## Énoncé
Mettez à jour le passage de l'article sur la coupure de courant en Algérie allant de « Plusieurs villes algériennes » jusqu'à « de haute tension. » inclus, en remplaçant « Boumerdès » par « Blida ».

## Texte de référence
········

Algérie : le courant ne passe plus

Algérie : le courant ne passe plus

Plusieurs villes algériennes : Alger, Boumerdès, Oran ainsi que d’autres agglomérations, ont connu mardi une coupure du courant électrique qui a duré plusieurs heures. Selon un communiqué de la Société de distribution de gaz et d’électricité (Sonelgaz) repris par l’agence APS, il s’agit d’un incident technique survenu sur une ligne de haute tension.
C’est la première fois que la Sonelgaz évoque un problème technique pour justifier une telle panne. Généralement, elle avance un problème de saturation du réseau ; chose qui a poussé la presse algérienne à multiplier mercredi les spéculations autour des véritables raisons ayant provoqué ces incidents.   
«Sabotage ou incident technique?», s’est interrogé le quotidien algérien "L’Expression". «Ce n’est pas la première fois que les installations électriques sont la cible des actes terroristes», remarque le journal. Il souligne également que «devant le manque d’informations officielles sur la cause de l’incident, d’aucuns évoqueront la thèse d’un acte de sabotage, surtout que les régions touchées par les coupures d’électricité sont celles-là mêmes qui ont connu, au cours de ces derniers jours, des attentats terroristes». "L’Expression" rappelle aussi que «le dernier acte de sabotage contre les installations électriques est l’attentat à la voiture piégée ayant ciblé la station d’El Hamma et qui s’est soldé par la destruction du mur d’enceinte de la station».

········

## Données fournies
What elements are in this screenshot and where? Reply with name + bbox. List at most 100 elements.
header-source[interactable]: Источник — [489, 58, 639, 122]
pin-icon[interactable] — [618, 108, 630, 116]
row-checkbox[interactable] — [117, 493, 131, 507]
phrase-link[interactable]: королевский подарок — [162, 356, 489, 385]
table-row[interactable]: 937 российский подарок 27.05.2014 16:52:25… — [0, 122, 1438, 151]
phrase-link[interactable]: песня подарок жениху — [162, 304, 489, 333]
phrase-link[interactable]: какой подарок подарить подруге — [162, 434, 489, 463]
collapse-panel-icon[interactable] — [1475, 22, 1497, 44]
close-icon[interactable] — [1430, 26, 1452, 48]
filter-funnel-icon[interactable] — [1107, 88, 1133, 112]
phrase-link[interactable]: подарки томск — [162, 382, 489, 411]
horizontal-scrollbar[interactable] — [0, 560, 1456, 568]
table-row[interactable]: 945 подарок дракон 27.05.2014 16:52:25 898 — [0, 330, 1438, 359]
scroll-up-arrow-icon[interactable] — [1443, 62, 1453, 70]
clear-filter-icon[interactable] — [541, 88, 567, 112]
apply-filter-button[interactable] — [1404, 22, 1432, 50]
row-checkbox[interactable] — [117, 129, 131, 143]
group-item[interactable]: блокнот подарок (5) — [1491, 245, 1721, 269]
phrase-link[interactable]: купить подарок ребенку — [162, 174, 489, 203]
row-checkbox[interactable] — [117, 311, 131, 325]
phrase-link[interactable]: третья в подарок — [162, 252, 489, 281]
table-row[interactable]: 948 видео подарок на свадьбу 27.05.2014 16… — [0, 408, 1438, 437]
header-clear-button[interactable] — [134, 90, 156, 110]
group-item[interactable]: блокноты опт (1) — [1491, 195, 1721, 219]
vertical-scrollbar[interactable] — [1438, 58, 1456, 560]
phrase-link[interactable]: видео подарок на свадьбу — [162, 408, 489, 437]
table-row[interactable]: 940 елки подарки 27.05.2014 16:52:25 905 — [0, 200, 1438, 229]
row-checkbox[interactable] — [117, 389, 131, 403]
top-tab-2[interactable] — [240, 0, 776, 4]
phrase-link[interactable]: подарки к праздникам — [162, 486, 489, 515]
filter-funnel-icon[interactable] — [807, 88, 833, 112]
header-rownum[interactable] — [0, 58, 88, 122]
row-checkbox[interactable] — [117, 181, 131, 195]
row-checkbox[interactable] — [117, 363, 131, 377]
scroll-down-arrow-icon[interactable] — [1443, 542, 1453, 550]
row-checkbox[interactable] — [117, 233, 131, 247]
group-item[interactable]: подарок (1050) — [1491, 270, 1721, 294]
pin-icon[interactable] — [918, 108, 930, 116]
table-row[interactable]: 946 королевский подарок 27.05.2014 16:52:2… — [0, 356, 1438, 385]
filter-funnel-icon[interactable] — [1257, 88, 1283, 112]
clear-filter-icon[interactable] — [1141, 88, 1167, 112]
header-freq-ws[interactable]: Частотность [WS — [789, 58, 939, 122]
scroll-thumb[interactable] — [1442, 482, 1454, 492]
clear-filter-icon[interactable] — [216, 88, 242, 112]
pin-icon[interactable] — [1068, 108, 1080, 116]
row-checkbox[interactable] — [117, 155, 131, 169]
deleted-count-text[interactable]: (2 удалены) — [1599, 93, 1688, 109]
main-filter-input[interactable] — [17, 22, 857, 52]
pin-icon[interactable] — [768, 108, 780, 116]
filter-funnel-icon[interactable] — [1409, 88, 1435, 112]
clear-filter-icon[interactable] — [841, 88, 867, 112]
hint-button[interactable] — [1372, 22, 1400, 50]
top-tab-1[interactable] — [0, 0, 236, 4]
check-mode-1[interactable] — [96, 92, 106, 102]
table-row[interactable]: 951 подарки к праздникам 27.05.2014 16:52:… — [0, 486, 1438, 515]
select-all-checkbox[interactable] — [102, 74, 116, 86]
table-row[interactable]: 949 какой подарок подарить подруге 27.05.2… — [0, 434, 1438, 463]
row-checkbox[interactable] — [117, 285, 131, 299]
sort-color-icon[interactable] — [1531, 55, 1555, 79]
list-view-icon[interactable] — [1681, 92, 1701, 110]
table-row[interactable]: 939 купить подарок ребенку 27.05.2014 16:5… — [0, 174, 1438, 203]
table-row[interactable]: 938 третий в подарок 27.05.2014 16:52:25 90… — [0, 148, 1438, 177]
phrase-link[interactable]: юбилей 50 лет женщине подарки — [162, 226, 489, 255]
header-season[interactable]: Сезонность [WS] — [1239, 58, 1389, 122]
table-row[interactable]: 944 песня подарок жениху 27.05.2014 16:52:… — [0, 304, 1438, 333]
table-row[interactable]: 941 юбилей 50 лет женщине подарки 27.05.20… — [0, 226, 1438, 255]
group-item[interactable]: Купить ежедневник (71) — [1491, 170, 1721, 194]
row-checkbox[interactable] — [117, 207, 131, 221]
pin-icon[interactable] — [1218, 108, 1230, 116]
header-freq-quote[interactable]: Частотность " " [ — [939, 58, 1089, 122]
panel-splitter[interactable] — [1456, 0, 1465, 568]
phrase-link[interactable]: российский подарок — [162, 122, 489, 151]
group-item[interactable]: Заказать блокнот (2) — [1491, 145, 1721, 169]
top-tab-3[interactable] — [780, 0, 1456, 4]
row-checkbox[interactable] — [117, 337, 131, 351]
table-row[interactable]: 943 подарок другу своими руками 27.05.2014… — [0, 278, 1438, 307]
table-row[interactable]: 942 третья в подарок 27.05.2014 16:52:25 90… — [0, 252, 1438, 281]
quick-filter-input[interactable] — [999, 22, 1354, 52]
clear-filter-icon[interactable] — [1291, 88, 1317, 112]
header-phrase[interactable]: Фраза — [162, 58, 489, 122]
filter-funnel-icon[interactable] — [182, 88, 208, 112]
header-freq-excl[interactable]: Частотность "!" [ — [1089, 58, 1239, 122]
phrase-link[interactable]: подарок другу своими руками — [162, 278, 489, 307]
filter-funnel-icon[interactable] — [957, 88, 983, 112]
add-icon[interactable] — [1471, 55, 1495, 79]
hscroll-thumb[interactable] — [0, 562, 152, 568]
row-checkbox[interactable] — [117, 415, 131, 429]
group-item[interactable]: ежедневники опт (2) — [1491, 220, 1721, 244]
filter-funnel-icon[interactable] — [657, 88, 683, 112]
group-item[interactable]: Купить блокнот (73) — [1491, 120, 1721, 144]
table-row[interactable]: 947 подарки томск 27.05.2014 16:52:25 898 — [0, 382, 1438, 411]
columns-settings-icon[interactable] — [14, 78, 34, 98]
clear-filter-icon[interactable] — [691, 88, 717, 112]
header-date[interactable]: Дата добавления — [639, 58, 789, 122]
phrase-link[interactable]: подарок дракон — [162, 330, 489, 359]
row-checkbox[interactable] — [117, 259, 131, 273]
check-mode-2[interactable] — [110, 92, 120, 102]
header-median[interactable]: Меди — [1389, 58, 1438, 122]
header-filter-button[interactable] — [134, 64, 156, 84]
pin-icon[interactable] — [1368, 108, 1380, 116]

········

## Solution proposée
Plusieurs villes algériennes : Alger, Blida, Oran ainsi que d’autres agglomérations, ont connu mardi une coupure du courant électrique qui a duré plusieurs heures. Selon un communiqué de la Société de distribution de gaz et d’électricité (Sonelgaz) repris par l’agence APS, il s’agit d’un incident technique survenu sur une ligne de haute tension.